[Records from a data collection]

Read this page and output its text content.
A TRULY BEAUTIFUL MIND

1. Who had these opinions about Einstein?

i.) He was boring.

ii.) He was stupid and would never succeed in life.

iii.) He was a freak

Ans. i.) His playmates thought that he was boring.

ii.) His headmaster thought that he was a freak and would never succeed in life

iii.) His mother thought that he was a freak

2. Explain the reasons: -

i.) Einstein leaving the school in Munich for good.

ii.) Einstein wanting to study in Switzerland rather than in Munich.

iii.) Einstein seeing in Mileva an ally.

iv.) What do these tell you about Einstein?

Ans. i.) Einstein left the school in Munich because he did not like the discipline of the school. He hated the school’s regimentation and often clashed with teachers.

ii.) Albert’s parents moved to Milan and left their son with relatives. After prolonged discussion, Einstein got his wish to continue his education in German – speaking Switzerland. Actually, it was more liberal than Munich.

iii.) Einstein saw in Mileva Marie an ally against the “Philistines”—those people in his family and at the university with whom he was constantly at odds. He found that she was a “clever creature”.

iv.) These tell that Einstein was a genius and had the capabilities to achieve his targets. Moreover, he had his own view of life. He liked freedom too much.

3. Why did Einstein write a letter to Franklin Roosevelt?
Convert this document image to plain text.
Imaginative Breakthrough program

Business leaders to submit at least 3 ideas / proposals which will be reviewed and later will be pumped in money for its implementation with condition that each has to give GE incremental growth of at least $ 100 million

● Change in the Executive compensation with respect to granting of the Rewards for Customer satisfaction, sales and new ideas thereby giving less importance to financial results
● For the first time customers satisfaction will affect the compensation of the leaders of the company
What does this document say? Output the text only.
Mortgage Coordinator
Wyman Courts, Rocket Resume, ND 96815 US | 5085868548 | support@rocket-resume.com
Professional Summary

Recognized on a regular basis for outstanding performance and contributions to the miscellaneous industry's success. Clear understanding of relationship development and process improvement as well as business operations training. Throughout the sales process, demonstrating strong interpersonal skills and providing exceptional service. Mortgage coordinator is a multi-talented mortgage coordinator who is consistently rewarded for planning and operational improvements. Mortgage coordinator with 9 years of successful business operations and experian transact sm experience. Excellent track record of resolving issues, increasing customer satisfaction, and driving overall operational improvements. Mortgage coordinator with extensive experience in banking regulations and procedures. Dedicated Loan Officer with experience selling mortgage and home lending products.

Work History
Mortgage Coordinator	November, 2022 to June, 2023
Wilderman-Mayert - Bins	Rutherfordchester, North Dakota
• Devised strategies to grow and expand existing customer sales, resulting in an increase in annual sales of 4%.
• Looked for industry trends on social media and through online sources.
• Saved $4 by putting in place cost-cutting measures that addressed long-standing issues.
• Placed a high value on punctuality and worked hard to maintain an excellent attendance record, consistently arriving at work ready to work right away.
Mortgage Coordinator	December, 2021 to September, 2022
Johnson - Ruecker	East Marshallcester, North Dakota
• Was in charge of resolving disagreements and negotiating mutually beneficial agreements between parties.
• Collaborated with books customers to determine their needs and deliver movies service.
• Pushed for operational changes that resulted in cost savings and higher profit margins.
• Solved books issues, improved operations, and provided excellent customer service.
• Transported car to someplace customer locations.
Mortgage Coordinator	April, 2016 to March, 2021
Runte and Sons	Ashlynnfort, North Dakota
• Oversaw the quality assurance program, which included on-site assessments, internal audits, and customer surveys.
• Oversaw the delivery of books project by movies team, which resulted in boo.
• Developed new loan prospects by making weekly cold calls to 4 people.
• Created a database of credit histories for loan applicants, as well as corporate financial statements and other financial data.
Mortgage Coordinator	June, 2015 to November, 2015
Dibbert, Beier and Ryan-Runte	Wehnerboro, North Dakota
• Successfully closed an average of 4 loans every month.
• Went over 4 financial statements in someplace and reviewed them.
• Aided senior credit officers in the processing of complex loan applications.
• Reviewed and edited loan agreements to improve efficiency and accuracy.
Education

# Exercise
From the listing above, extract all records word for word.

# Output for this exercise
Read this page and output its text content.
A TRULY BEAUTIFUL MIND

1. Who had these opinions about Einstein?

i.) He was boring.

ii.) He was stupid and would never succeed in life.

iii.) He was a freak

Ans. i.) His playmates thought that he was boring.

ii.) His headmaster thought that he was a freak and would never succeed in life

iii.) His mother thought that he was a freak

2. Explain the reasons: -

i.) Einstein leaving the school in Munich for good.

ii.) Einstein wanting to study in Switzerland rather than in Munich.

iii.) Einstein seeing in Mileva an ally.

iv.) What do these tell you about Einstein?

Ans. i.) Einstein left the school in Munich because he did not like the discipline of the school. He hated the school’s regimentation and often clashed with teachers.

ii.) Albert’s parents moved to Milan and left their son with relatives. After prolonged discussion, Einstein got his wish to continue his education in German – speaking Switzerland. Actually, it was more liberal than Munich.

iii.) Einstein saw in Mileva Marie an ally against the “Philistines”—those people in his family and at the university with whom he was constantly at odds. He found that she was a “clever creature”.

iv.) These tell that Einstein was a genius and had the capabilities to achieve his targets. Moreover, he had his own view of life. He liked freedom too much.

3. Why did Einstein write a letter to Franklin Roosevelt?
Convert this document image to plain text.
Imaginative Breakthrough program

Business leaders to submit at least 3 ideas / proposals which will be reviewed and later will be pumped in money for its implementation with condition that each has to give GE incremental growth of at least $ 100 million

● Change in the Executive compensation with respect to granting of the Rewards for Customer satisfaction, sales and new ideas thereby giving less importance to financial results
● For the first time customers satisfaction will affect the compensation of the leaders of the company
What does this document say? Output the text only.
Mortgage Coordinator
Wyman Courts, Rocket Resume, ND 96815 US | 5085868548 | support@rocket-resume.com
Professional Summary

Recognized on a regular basis for outstanding performance and contributions to the miscellaneous industry's success. Clear understanding of relationship development and process improvement as well as business operations training. Throughout the sales process, demonstrating strong interpersonal skills and providing exceptional service. Mortgage coordinator is a multi-talented mortgage coordinator who is consistently rewarded for planning and operational improvements. Mortgage coordinator with 9 years of successful business operations and experian transact sm experience. Excellent track record of resolving issues, increasing customer satisfaction, and driving overall operational improvements. Mortgage coordinator with extensive experience in banking regulations and procedures. Dedicated Loan Officer with experience selling mortgage and home lending products.

Work History
Mortgage Coordinator	November, 2022 to June, 2023
Wilderman-Mayert - Bins	Rutherfordchester, North Dakota
• Devised strategies to grow and expand existing customer sales, resulting in an increase in annual sales of 4%.
• Looked for industry trends on social media and through online sources.
• Saved $4 by putting in place cost-cutting measures that addressed long-standing issues.
• Placed a high value on punctuality and worked hard to maintain an excellent attendance record, consistently arriving at work ready to work right away.
Mortgage Coordinator	December, 2021 to September, 2022
Johnson - Ruecker	East Marshallcester, North Dakota
• Was in charge of resolving disagreements and negotiating mutually beneficial agreements between parties.
• Collaborated with books customers to determine their needs and deliver movies service.
• Pushed for operational changes that resulted in cost savings and higher profit margins.
• Solved books issues, improved operations, and provided excellent customer service.
• Transported car to someplace customer locations.
Mortgage Coordinator	April, 2016 to March, 2021
Runte and Sons	Ashlynnfort, North Dakota
• Oversaw the quality assurance program, which included on-site assessments, internal audits, and customer surveys.
• Oversaw the delivery of books project by movies team, which resulted in boo.
• Developed new loan prospects by making weekly cold calls to 4 people.
• Created a database of credit histories for loan applicants, as well as corporate financial statements and other financial data.
Mortgage Coordinator	June, 2015 to November, 2015
Dibbert, Beier and Ryan-Runte	Wehnerboro, North Dakota
• Successfully closed an average of 4 loans every month.
• Went over 4 financial statements in someplace and reviewed them.
• Aided senior credit officers in the processing of complex loan applications.
• Reviewed and edited loan agreements to improve efficiency and accuracy.
Education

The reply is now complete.